Exercise task: Repeat the listing exactly as given, omitting every image.

>>>

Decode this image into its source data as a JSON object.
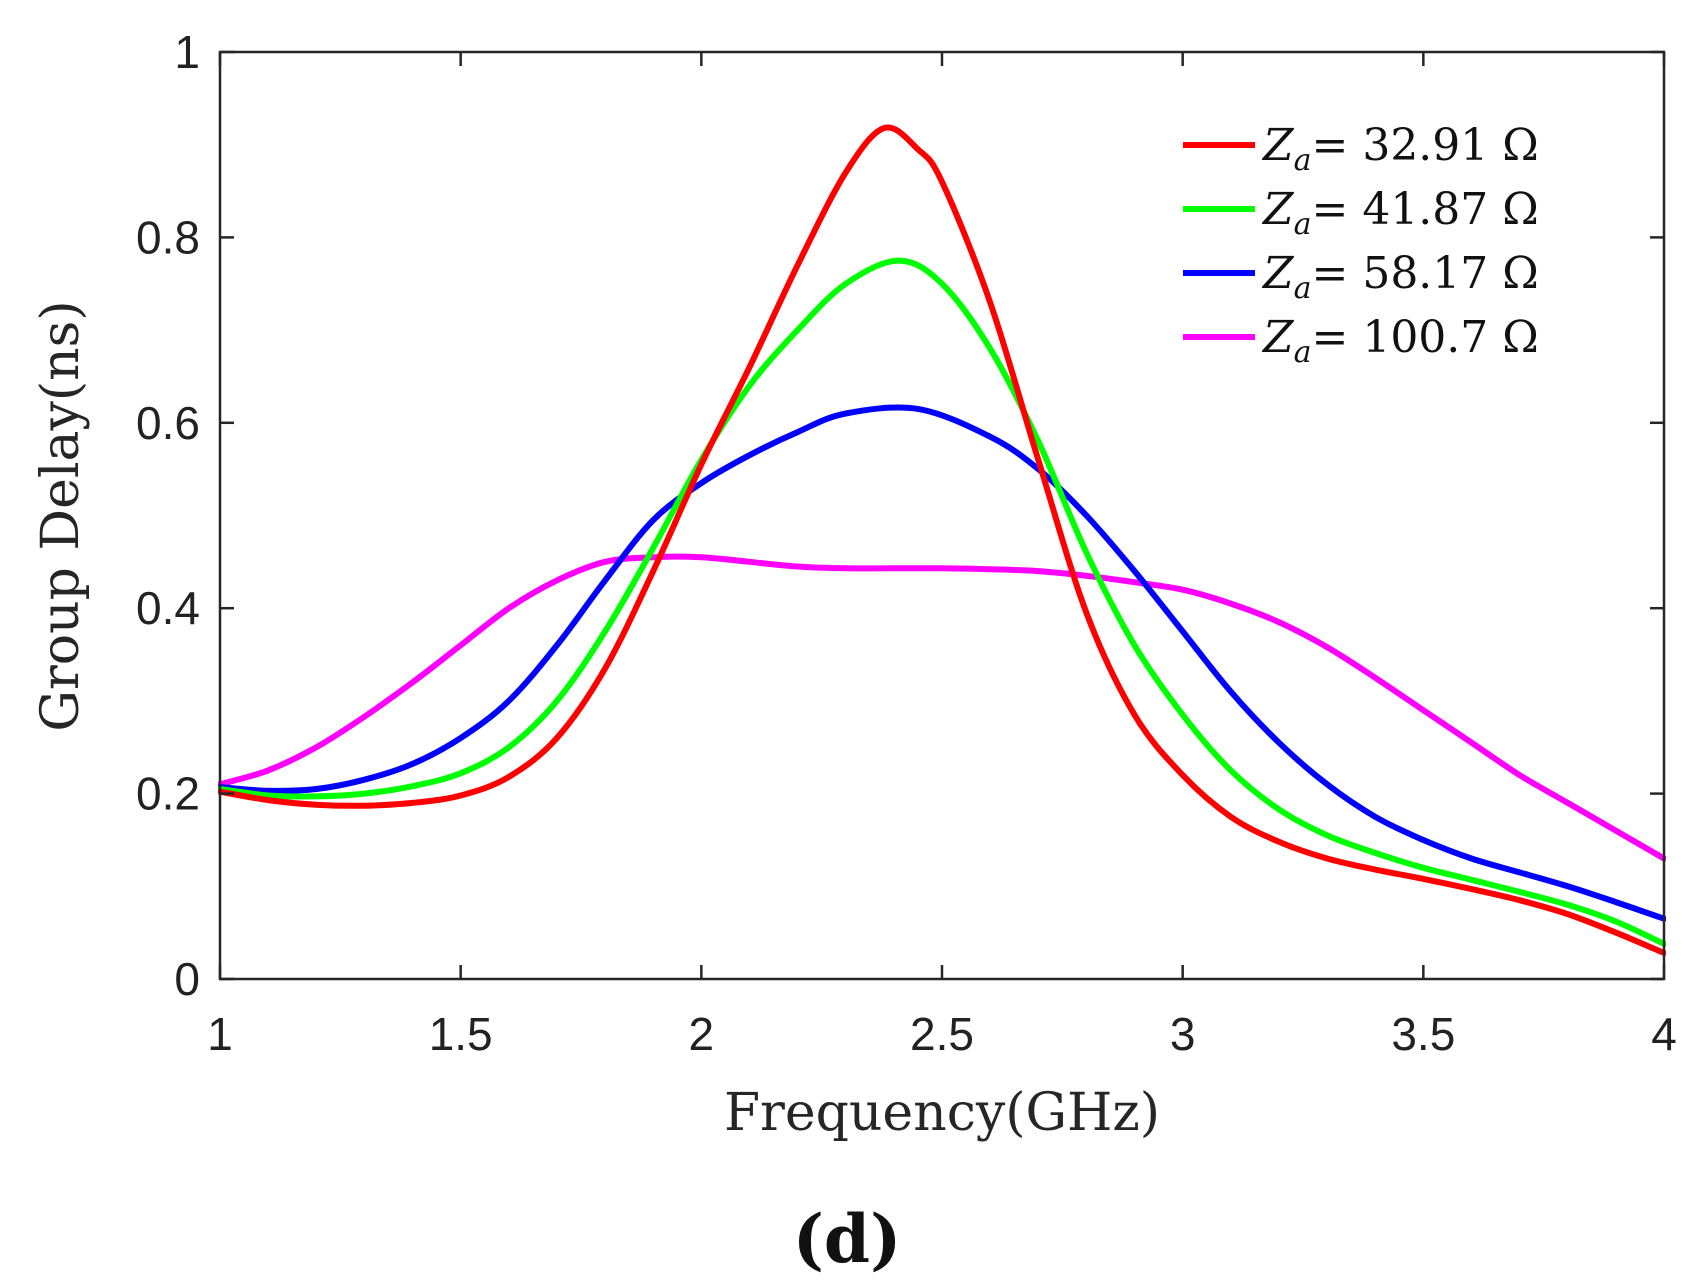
{
  "chart_data": {
    "type": "line",
    "title": "",
    "xlabel": "Frequency(GHz)",
    "ylabel": "Group Delay(ns)",
    "xlim": [
      1,
      4
    ],
    "ylim": [
      0,
      1
    ],
    "xticks": [
      1,
      1.5,
      2,
      2.5,
      3,
      3.5,
      4
    ],
    "yticks": [
      0,
      0.2,
      0.4,
      0.6,
      0.8,
      1
    ],
    "xtick_labels": [
      "1",
      "1.5",
      "2",
      "2.5",
      "3",
      "3.5",
      "4"
    ],
    "ytick_labels": [
      "0",
      "0.2",
      "0.4",
      "0.6",
      "0.8",
      "1"
    ],
    "grid": false,
    "legend_position": "top-right",
    "panel_label": "(d)",
    "series": [
      {
        "name": "Za= 32.91 Ω",
        "symbol": "Z",
        "subscript": "a",
        "value_text": "= 32.91 Ω",
        "color": "#ff0000",
        "x": [
          1.0,
          1.1,
          1.2,
          1.3,
          1.4,
          1.5,
          1.6,
          1.7,
          1.8,
          1.9,
          2.0,
          2.1,
          2.2,
          2.3,
          2.38,
          2.45,
          2.5,
          2.6,
          2.7,
          2.8,
          2.9,
          3.0,
          3.1,
          3.2,
          3.3,
          3.4,
          3.5,
          3.6,
          3.7,
          3.8,
          3.9,
          4.0
        ],
        "y": [
          0.202,
          0.193,
          0.188,
          0.187,
          0.19,
          0.198,
          0.218,
          0.26,
          0.335,
          0.44,
          0.555,
          0.66,
          0.77,
          0.87,
          0.918,
          0.895,
          0.86,
          0.73,
          0.56,
          0.395,
          0.285,
          0.22,
          0.175,
          0.148,
          0.13,
          0.118,
          0.108,
          0.097,
          0.085,
          0.07,
          0.05,
          0.028
        ]
      },
      {
        "name": "Za= 41.87 Ω",
        "symbol": "Z",
        "subscript": "a",
        "value_text": "= 41.87 Ω",
        "color": "#00ff00",
        "x": [
          1.0,
          1.1,
          1.2,
          1.3,
          1.4,
          1.5,
          1.6,
          1.7,
          1.8,
          1.9,
          2.0,
          2.1,
          2.2,
          2.3,
          2.41,
          2.5,
          2.6,
          2.7,
          2.8,
          2.9,
          3.0,
          3.1,
          3.2,
          3.3,
          3.4,
          3.5,
          3.6,
          3.7,
          3.8,
          3.9,
          4.0
        ],
        "y": [
          0.205,
          0.198,
          0.197,
          0.2,
          0.208,
          0.222,
          0.25,
          0.3,
          0.375,
          0.465,
          0.56,
          0.64,
          0.7,
          0.75,
          0.775,
          0.75,
          0.68,
          0.58,
          0.46,
          0.36,
          0.285,
          0.225,
          0.183,
          0.155,
          0.136,
          0.12,
          0.107,
          0.094,
          0.08,
          0.062,
          0.038
        ]
      },
      {
        "name": "Za= 58.17 Ω",
        "symbol": "Z",
        "subscript": "a",
        "value_text": "= 58.17 Ω",
        "color": "#0000ff",
        "x": [
          1.0,
          1.1,
          1.2,
          1.3,
          1.4,
          1.5,
          1.6,
          1.7,
          1.8,
          1.9,
          2.0,
          2.1,
          2.2,
          2.3,
          2.45,
          2.6,
          2.7,
          2.8,
          2.9,
          3.0,
          3.1,
          3.2,
          3.3,
          3.4,
          3.5,
          3.6,
          3.7,
          3.8,
          3.9,
          4.0
        ],
        "y": [
          0.207,
          0.203,
          0.205,
          0.215,
          0.232,
          0.26,
          0.3,
          0.36,
          0.43,
          0.495,
          0.535,
          0.565,
          0.59,
          0.61,
          0.615,
          0.585,
          0.55,
          0.5,
          0.44,
          0.375,
          0.31,
          0.255,
          0.21,
          0.175,
          0.15,
          0.13,
          0.115,
          0.1,
          0.083,
          0.065
        ]
      },
      {
        "name": "Za= 100.7 Ω",
        "symbol": "Z",
        "subscript": "a",
        "value_text": "= 100.7 Ω",
        "color": "#ff00ff",
        "x": [
          1.0,
          1.1,
          1.2,
          1.3,
          1.4,
          1.5,
          1.6,
          1.7,
          1.8,
          1.9,
          2.0,
          2.1,
          2.2,
          2.3,
          2.4,
          2.5,
          2.6,
          2.7,
          2.8,
          2.9,
          3.0,
          3.1,
          3.2,
          3.3,
          3.4,
          3.5,
          3.6,
          3.7,
          3.8,
          3.9,
          4.0
        ],
        "y": [
          0.21,
          0.225,
          0.25,
          0.283,
          0.32,
          0.36,
          0.4,
          0.43,
          0.45,
          0.455,
          0.455,
          0.45,
          0.445,
          0.443,
          0.443,
          0.443,
          0.442,
          0.44,
          0.435,
          0.428,
          0.42,
          0.405,
          0.385,
          0.358,
          0.325,
          0.29,
          0.255,
          0.22,
          0.19,
          0.16,
          0.13
        ]
      }
    ]
  }
}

<<<

Solution:
Decode this image into its source data as a JSON object.
{
  "chart_data": {
    "type": "line",
    "title": "",
    "xlabel": "Frequency(GHz)",
    "ylabel": "Group Delay(ns)",
    "xlim": [
      1,
      4
    ],
    "ylim": [
      0,
      1
    ],
    "xticks": [
      1,
      1.5,
      2,
      2.5,
      3,
      3.5,
      4
    ],
    "yticks": [
      0,
      0.2,
      0.4,
      0.6,
      0.8,
      1
    ],
    "xtick_labels": [
      "1",
      "1.5",
      "2",
      "2.5",
      "3",
      "3.5",
      "4"
    ],
    "ytick_labels": [
      "0",
      "0.2",
      "0.4",
      "0.6",
      "0.8",
      "1"
    ],
    "grid": false,
    "legend_position": "top-right",
    "panel_label": "(d)",
    "series": [
      {
        "name": "Za= 32.91 Ω",
        "symbol": "Z",
        "subscript": "a",
        "value_text": "= 32.91 Ω",
        "color": "#ff0000",
        "x": [
          1.0,
          1.1,
          1.2,
          1.3,
          1.4,
          1.5,
          1.6,
          1.7,
          1.8,
          1.9,
          2.0,
          2.1,
          2.2,
          2.3,
          2.38,
          2.45,
          2.5,
          2.6,
          2.7,
          2.8,
          2.9,
          3.0,
          3.1,
          3.2,
          3.3,
          3.4,
          3.5,
          3.6,
          3.7,
          3.8,
          3.9,
          4.0
        ],
        "y": [
          0.202,
          0.193,
          0.188,
          0.187,
          0.19,
          0.198,
          0.218,
          0.26,
          0.335,
          0.44,
          0.555,
          0.66,
          0.77,
          0.87,
          0.918,
          0.895,
          0.86,
          0.73,
          0.56,
          0.395,
          0.285,
          0.22,
          0.175,
          0.148,
          0.13,
          0.118,
          0.108,
          0.097,
          0.085,
          0.07,
          0.05,
          0.028
        ]
      },
      {
        "name": "Za= 41.87 Ω",
        "symbol": "Z",
        "subscript": "a",
        "value_text": "= 41.87 Ω",
        "color": "#00ff00",
        "x": [
          1.0,
          1.1,
          1.2,
          1.3,
          1.4,
          1.5,
          1.6,
          1.7,
          1.8,
          1.9,
          2.0,
          2.1,
          2.2,
          2.3,
          2.41,
          2.5,
          2.6,
          2.7,
          2.8,
          2.9,
          3.0,
          3.1,
          3.2,
          3.3,
          3.4,
          3.5,
          3.6,
          3.7,
          3.8,
          3.9,
          4.0
        ],
        "y": [
          0.205,
          0.198,
          0.197,
          0.2,
          0.208,
          0.222,
          0.25,
          0.3,
          0.375,
          0.465,
          0.56,
          0.64,
          0.7,
          0.75,
          0.775,
          0.75,
          0.68,
          0.58,
          0.46,
          0.36,
          0.285,
          0.225,
          0.183,
          0.155,
          0.136,
          0.12,
          0.107,
          0.094,
          0.08,
          0.062,
          0.038
        ]
      },
      {
        "name": "Za= 58.17 Ω",
        "symbol": "Z",
        "subscript": "a",
        "value_text": "= 58.17 Ω",
        "color": "#0000ff",
        "x": [
          1.0,
          1.1,
          1.2,
          1.3,
          1.4,
          1.5,
          1.6,
          1.7,
          1.8,
          1.9,
          2.0,
          2.1,
          2.2,
          2.3,
          2.45,
          2.6,
          2.7,
          2.8,
          2.9,
          3.0,
          3.1,
          3.2,
          3.3,
          3.4,
          3.5,
          3.6,
          3.7,
          3.8,
          3.9,
          4.0
        ],
        "y": [
          0.207,
          0.203,
          0.205,
          0.215,
          0.232,
          0.26,
          0.3,
          0.36,
          0.43,
          0.495,
          0.535,
          0.565,
          0.59,
          0.61,
          0.615,
          0.585,
          0.55,
          0.5,
          0.44,
          0.375,
          0.31,
          0.255,
          0.21,
          0.175,
          0.15,
          0.13,
          0.115,
          0.1,
          0.083,
          0.065
        ]
      },
      {
        "name": "Za= 100.7 Ω",
        "symbol": "Z",
        "subscript": "a",
        "value_text": "= 100.7 Ω",
        "color": "#ff00ff",
        "x": [
          1.0,
          1.1,
          1.2,
          1.3,
          1.4,
          1.5,
          1.6,
          1.7,
          1.8,
          1.9,
          2.0,
          2.1,
          2.2,
          2.3,
          2.4,
          2.5,
          2.6,
          2.7,
          2.8,
          2.9,
          3.0,
          3.1,
          3.2,
          3.3,
          3.4,
          3.5,
          3.6,
          3.7,
          3.8,
          3.9,
          4.0
        ],
        "y": [
          0.21,
          0.225,
          0.25,
          0.283,
          0.32,
          0.36,
          0.4,
          0.43,
          0.45,
          0.455,
          0.455,
          0.45,
          0.445,
          0.443,
          0.443,
          0.443,
          0.442,
          0.44,
          0.435,
          0.428,
          0.42,
          0.405,
          0.385,
          0.358,
          0.325,
          0.29,
          0.255,
          0.22,
          0.19,
          0.16,
          0.13
        ]
      }
    ]
  }
}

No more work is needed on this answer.